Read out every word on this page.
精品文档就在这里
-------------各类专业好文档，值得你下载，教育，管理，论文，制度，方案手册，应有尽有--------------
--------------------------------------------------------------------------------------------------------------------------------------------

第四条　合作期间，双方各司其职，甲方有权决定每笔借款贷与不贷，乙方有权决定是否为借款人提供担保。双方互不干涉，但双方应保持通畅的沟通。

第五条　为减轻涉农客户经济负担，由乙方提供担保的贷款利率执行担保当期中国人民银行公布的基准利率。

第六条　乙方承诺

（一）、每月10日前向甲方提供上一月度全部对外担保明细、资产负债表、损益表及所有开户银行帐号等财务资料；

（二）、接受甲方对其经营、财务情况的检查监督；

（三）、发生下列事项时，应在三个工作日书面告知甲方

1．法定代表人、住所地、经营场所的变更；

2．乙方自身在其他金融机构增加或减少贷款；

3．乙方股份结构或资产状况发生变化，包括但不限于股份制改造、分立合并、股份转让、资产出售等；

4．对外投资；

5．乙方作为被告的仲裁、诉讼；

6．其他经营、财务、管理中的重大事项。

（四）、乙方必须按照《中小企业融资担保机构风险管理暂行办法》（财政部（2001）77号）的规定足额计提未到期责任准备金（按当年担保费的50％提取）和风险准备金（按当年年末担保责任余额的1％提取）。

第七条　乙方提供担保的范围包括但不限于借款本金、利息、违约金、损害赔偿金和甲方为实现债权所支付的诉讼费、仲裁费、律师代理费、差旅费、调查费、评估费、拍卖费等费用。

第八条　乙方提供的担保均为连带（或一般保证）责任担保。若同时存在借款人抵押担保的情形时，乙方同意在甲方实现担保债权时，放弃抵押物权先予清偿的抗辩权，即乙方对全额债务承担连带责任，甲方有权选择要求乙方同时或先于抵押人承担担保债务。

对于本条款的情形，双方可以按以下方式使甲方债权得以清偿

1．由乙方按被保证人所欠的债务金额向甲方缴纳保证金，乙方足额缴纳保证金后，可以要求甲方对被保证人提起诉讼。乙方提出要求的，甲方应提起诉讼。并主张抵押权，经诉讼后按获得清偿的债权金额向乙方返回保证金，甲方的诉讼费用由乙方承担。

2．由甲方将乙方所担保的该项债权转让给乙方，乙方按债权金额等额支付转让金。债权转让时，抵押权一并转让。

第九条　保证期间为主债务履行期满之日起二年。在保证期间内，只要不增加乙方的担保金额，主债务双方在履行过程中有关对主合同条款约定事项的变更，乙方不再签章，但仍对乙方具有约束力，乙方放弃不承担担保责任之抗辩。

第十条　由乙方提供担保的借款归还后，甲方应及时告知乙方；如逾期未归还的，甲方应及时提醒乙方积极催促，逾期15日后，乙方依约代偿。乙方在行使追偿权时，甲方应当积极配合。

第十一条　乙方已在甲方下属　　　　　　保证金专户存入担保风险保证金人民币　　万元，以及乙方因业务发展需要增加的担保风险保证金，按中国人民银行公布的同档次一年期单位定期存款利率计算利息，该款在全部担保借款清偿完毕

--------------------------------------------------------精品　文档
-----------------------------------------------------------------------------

- - - - - - -

[Task to complete]:
Restate the listing in full, word for word.

[Reply to the task]:
Read out every word on this page.
精品文档就在这里
-------------各类专业好文档，值得你下载，教育，管理，论文，制度，方案手册，应有尽有--------------
--------------------------------------------------------------------------------------------------------------------------------------------

第四条　合作期间，双方各司其职，甲方有权决定每笔借款贷与不贷，乙方有权决定是否为借款人提供担保。双方互不干涉，但双方应保持通畅的沟通。

第五条　为减轻涉农客户经济负担，由乙方提供担保的贷款利率执行担保当期中国人民银行公布的基准利率。

第六条　乙方承诺

（一）、每月10日前向甲方提供上一月度全部对外担保明细、资产负债表、损益表及所有开户银行帐号等财务资料；

（二）、接受甲方对其经营、财务情况的检查监督；

（三）、发生下列事项时，应在三个工作日书面告知甲方

1．法定代表人、住所地、经营场所的变更；

2．乙方自身在其他金融机构增加或减少贷款；

3．乙方股份结构或资产状况发生变化，包括但不限于股份制改造、分立合并、股份转让、资产出售等；

4．对外投资；

5．乙方作为被告的仲裁、诉讼；

6．其他经营、财务、管理中的重大事项。

（四）、乙方必须按照《中小企业融资担保机构风险管理暂行办法》（财政部（2001）77号）的规定足额计提未到期责任准备金（按当年担保费的50％提取）和风险准备金（按当年年末担保责任余额的1％提取）。

第七条　乙方提供担保的范围包括但不限于借款本金、利息、违约金、损害赔偿金和甲方为实现债权所支付的诉讼费、仲裁费、律师代理费、差旅费、调查费、评估费、拍卖费等费用。

第八条　乙方提供的担保均为连带（或一般保证）责任担保。若同时存在借款人抵押担保的情形时，乙方同意在甲方实现担保债权时，放弃抵押物权先予清偿的抗辩权，即乙方对全额债务承担连带责任，甲方有权选择要求乙方同时或先于抵押人承担担保债务。

对于本条款的情形，双方可以按以下方式使甲方债权得以清偿

1．由乙方按被保证人所欠的债务金额向甲方缴纳保证金，乙方足额缴纳保证金后，可以要求甲方对被保证人提起诉讼。乙方提出要求的，甲方应提起诉讼。并主张抵押权，经诉讼后按获得清偿的债权金额向乙方返回保证金，甲方的诉讼费用由乙方承担。

2．由甲方将乙方所担保的该项债权转让给乙方，乙方按债权金额等额支付转让金。债权转让时，抵押权一并转让。

第九条　保证期间为主债务履行期满之日起二年。在保证期间内，只要不增加乙方的担保金额，主债务双方在履行过程中有关对主合同条款约定事项的变更，乙方不再签章，但仍对乙方具有约束力，乙方放弃不承担担保责任之抗辩。

第十条　由乙方提供担保的借款归还后，甲方应及时告知乙方；如逾期未归还的，甲方应及时提醒乙方积极催促，逾期15日后，乙方依约代偿。乙方在行使追偿权时，甲方应当积极配合。

第十一条　乙方已在甲方下属　　　　　　保证金专户存入担保风险保证金人民币　　万元，以及乙方因业务发展需要增加的担保风险保证金，按中国人民银行公布的同档次一年期单位定期存款利率计算利息，该款在全部担保借款清偿完毕

--------------------------------------------------------精品　文档
-----------------------------------------------------------------------------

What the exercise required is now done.